THE PROBLEM - Give a count of the lines below that have the string "down" in them, with no other words.

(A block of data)
......
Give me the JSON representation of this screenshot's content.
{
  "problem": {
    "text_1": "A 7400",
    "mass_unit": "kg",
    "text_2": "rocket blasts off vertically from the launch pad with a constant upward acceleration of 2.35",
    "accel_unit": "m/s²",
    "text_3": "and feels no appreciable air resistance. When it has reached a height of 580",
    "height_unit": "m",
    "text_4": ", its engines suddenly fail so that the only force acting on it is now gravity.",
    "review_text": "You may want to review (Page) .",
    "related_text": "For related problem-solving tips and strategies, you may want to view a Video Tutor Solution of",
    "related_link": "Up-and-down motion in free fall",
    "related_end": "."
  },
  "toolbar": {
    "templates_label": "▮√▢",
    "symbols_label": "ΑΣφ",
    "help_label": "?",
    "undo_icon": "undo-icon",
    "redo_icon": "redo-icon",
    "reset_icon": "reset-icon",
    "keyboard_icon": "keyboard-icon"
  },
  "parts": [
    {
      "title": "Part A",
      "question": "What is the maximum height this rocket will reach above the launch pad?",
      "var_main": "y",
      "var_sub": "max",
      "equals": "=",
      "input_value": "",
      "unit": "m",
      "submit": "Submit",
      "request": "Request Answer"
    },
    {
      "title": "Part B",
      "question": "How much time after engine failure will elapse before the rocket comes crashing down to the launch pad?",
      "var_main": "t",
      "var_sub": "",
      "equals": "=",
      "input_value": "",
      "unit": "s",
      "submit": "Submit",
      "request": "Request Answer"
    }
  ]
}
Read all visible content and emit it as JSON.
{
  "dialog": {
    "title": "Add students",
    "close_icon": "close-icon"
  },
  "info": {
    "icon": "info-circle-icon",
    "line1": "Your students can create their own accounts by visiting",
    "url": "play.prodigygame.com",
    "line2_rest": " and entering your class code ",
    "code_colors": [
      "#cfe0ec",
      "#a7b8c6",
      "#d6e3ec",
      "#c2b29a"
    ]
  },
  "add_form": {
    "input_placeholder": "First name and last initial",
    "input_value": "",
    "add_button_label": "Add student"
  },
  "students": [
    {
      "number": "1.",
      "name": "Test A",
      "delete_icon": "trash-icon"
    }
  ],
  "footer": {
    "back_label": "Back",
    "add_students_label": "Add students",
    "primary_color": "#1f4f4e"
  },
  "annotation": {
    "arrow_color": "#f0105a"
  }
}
......
THE RESULT - 2